Aim of the exercise ::
Look below for the line with "Give me a plain-text", and from there restate every line word for word until the entries end.

Input rows ::
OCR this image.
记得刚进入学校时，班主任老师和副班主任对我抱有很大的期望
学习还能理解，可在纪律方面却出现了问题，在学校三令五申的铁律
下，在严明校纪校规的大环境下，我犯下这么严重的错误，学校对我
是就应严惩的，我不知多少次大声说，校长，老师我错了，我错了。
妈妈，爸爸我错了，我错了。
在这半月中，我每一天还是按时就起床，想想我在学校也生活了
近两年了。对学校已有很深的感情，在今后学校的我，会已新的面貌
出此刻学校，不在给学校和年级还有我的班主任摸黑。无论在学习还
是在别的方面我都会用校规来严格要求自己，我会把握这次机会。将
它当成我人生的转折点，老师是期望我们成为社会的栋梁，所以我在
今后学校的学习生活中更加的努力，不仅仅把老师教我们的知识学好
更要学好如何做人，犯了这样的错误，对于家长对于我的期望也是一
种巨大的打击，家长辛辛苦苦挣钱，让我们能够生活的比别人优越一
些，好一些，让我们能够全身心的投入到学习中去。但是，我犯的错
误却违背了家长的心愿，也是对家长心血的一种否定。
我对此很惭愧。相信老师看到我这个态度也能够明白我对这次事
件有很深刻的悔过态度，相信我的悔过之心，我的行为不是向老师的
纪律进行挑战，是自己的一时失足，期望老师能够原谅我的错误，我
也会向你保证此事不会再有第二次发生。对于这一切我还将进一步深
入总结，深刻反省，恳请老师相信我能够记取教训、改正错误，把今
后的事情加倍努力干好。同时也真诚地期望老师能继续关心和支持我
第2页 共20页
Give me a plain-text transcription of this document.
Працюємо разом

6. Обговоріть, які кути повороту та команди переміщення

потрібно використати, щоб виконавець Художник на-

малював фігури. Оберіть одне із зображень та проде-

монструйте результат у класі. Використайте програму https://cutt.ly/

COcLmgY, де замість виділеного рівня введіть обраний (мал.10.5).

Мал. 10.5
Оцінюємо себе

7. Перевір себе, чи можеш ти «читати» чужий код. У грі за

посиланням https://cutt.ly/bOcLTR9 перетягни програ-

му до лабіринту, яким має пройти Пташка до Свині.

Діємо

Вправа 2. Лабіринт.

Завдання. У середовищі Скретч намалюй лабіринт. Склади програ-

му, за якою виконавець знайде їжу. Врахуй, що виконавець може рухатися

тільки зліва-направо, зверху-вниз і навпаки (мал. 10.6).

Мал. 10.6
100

Worked answer ::
Give me a plain-text transcription of this document.
Працюємо разом

6. Обговоріть, які кути повороту та команди переміщення

потрібно використати, щоб виконавець Художник на-

малював фігури. Оберіть одне із зображень та проде-

монструйте результат у класі. Використайте програму https://cutt.ly/

COcLmgY, де замість виділеного рівня введіть обраний (мал.10.5).

Мал. 10.5
Оцінюємо себе

7. Перевір себе, чи можеш ти «читати» чужий код. У грі за

посиланням https://cutt.ly/bOcLTR9 перетягни програ-

му до лабіринту, яким має пройти Пташка до Свині.

Діємо

Вправа 2. Лабіринт.

Завдання. У середовищі Скретч намалюй лабіринт. Склади програ-

му, за якою виконавець знайде їжу. Врахуй, що виконавець може рухатися

тільки зліва-направо, зверху-вниз і навпаки (мал. 10.6).

Мал. 10.6
100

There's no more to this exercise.